▶ Problem description: Return each line containing "vulputate".

Stored entries
— BEGIN —

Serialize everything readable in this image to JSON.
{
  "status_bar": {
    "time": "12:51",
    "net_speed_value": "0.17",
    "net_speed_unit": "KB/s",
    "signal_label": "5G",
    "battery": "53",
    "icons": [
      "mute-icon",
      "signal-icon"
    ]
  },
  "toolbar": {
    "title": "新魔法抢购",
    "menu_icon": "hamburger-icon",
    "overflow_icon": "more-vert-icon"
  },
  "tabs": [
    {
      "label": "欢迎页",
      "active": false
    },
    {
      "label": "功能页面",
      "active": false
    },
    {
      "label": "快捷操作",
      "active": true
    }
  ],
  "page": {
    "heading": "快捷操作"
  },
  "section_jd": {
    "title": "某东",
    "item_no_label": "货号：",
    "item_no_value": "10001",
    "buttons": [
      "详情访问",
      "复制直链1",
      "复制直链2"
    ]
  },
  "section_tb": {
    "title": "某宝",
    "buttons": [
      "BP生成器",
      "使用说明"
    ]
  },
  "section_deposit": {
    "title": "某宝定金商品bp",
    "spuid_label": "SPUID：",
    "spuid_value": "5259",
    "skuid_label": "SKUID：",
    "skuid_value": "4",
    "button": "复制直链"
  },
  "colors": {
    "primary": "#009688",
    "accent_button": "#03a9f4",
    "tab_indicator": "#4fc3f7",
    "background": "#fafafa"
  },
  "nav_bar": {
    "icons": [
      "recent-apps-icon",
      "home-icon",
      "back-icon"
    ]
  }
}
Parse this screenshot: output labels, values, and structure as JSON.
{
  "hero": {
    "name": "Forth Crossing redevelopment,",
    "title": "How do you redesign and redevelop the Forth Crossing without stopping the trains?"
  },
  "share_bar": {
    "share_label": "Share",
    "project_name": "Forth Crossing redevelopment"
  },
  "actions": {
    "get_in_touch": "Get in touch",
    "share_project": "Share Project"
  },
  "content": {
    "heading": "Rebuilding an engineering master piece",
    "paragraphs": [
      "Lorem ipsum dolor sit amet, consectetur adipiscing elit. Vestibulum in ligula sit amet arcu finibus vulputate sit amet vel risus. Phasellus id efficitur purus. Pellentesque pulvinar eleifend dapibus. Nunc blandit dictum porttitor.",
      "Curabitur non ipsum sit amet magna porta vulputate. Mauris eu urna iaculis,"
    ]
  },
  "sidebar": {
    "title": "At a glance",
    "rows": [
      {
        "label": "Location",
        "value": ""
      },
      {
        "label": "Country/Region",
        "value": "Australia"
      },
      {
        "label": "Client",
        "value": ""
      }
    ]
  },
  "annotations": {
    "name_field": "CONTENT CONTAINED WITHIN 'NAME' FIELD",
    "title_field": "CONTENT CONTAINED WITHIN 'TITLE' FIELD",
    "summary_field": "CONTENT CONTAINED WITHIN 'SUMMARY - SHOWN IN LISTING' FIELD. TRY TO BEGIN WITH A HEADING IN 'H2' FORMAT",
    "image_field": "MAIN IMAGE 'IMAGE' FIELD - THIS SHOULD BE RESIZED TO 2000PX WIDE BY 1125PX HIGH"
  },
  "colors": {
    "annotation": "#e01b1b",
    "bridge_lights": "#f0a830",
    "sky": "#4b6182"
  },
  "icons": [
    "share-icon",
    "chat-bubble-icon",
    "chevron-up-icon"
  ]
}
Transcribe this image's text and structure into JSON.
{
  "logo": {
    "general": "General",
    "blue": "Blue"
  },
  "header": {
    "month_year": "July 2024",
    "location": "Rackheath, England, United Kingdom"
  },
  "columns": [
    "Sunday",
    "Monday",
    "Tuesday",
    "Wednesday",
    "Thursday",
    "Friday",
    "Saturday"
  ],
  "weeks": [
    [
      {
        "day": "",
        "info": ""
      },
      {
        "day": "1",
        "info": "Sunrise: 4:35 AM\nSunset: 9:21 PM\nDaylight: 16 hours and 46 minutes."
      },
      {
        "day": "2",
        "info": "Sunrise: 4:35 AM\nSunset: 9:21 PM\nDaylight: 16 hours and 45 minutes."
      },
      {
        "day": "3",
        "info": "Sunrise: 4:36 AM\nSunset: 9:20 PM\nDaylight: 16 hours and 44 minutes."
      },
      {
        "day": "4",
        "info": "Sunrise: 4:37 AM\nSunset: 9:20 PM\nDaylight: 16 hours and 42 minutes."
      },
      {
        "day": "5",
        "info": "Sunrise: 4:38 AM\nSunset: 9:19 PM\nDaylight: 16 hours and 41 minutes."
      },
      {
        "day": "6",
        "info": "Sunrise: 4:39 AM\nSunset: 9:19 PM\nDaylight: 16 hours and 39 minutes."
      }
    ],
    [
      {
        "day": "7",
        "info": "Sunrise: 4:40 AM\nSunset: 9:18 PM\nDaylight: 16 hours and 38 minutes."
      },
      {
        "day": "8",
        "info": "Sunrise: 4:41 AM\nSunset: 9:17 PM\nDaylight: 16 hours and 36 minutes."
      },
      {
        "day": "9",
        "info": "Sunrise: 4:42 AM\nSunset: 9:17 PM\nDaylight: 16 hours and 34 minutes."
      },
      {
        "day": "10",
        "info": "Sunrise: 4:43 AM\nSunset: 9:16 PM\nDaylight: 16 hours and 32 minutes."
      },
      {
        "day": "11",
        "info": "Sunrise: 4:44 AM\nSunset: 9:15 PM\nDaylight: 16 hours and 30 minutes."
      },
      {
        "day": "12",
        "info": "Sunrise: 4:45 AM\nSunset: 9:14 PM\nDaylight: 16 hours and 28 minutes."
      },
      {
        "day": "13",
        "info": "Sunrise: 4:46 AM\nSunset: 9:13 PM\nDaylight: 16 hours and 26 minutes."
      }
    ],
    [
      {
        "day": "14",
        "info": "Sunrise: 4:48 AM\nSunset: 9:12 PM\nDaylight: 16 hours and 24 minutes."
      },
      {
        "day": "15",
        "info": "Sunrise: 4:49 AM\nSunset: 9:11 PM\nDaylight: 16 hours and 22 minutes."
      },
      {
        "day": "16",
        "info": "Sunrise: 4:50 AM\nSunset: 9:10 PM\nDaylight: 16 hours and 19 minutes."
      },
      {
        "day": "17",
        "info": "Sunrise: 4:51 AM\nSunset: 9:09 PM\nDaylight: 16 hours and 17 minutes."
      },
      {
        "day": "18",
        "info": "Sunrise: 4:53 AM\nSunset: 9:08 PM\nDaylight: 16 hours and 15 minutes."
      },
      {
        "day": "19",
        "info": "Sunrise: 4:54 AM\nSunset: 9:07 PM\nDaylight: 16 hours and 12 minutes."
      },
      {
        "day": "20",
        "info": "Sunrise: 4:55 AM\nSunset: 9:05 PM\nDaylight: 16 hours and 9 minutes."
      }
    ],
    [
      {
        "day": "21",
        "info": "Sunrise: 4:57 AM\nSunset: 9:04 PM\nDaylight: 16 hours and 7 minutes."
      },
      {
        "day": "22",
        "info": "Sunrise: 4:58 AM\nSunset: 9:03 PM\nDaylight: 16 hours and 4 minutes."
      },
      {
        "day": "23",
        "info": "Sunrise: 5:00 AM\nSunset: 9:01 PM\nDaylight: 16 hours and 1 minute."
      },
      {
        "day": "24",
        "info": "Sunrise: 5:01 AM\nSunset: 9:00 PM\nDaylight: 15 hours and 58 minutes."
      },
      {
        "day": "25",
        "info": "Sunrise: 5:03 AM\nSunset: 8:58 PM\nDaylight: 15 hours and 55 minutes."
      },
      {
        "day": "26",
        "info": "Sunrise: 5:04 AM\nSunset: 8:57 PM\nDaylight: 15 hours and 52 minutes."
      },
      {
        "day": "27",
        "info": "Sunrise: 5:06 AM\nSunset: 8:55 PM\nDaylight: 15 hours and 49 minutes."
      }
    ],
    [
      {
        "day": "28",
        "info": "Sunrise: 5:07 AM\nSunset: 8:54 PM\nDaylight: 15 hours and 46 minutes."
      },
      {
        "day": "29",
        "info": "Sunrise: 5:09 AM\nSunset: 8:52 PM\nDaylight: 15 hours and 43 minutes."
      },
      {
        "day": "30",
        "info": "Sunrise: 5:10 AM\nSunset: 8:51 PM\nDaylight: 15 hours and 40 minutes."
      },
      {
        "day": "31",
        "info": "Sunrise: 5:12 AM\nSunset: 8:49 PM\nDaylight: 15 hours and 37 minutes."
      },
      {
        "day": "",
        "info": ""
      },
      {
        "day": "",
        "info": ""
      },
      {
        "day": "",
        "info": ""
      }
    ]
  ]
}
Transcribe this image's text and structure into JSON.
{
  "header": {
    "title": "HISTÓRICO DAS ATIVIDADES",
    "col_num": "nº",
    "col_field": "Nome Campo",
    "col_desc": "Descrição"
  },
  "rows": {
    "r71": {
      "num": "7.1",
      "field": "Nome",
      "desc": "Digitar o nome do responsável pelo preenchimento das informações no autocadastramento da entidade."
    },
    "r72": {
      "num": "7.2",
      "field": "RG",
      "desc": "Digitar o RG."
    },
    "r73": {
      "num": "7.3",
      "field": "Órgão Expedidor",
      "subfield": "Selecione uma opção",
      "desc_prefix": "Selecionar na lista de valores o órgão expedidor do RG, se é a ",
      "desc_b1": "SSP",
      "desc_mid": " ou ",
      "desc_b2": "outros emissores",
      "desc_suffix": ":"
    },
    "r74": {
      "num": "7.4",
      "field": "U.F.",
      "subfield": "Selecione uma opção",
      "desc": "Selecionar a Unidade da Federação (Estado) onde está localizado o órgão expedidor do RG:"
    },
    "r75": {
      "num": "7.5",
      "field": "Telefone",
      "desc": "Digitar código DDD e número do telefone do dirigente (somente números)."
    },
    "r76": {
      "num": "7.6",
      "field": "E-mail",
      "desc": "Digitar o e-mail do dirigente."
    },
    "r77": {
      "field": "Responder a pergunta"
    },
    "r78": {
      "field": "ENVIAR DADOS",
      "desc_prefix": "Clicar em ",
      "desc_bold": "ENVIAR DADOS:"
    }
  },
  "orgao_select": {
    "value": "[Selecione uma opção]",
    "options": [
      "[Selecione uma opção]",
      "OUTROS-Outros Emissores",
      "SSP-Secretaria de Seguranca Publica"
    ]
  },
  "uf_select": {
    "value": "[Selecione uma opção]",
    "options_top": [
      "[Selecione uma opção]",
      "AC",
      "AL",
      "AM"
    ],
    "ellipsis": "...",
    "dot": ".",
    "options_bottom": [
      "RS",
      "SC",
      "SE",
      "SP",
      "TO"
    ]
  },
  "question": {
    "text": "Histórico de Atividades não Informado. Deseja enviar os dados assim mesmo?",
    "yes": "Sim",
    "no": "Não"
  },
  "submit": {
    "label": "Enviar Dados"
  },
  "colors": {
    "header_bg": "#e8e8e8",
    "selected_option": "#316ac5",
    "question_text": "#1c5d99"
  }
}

— END —

▶ Solution to this problem:
      "Lorem ipsum dolor sit amet, consectetur adipiscing elit. Vestibulum in ligula sit amet arcu finibus vulputate sit amet vel risus. Phasellus id efficitur purus. Pellentesque pulvinar eleifend dapibus. Nunc blandit dictum porttitor.",
      "Curabitur non ipsum sit amet magna porta vulputate. Mauris eu urna iaculis,"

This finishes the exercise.